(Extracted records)
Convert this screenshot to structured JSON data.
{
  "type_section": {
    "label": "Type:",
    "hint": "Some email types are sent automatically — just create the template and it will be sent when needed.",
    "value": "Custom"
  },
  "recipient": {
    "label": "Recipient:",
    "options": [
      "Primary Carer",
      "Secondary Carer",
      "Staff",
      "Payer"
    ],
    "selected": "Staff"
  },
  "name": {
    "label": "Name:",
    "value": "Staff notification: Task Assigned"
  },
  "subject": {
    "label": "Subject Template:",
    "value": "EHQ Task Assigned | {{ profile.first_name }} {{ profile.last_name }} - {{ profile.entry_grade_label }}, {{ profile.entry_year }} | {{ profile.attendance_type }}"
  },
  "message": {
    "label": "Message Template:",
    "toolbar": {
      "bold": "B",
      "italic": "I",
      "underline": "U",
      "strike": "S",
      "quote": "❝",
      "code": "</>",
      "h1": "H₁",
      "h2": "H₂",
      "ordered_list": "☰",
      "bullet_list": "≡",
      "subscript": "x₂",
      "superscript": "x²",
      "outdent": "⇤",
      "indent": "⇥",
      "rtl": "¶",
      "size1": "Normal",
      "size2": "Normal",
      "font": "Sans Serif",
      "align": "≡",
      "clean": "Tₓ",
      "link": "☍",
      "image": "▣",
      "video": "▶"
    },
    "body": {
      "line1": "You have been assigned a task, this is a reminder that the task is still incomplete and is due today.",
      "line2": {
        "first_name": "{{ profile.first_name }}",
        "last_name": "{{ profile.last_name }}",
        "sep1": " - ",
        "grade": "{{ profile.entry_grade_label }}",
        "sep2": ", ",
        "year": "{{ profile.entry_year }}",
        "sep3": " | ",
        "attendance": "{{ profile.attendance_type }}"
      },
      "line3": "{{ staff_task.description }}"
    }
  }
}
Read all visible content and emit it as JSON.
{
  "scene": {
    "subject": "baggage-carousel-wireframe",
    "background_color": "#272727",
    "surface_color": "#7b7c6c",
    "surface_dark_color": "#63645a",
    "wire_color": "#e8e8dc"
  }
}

Prompt → In the listing above, find the line with "Read all visible content and emit it as JSON." and set down that line and all after it exactly, through the final line.

Reply to the exercise →
Read all visible content and emit it as JSON.
{
  "scene": {
    "subject": "baggage-carousel-wireframe",
    "background_color": "#272727",
    "surface_color": "#7b7c6c",
    "surface_dark_color": "#63645a",
    "wire_color": "#e8e8dc"
  }
}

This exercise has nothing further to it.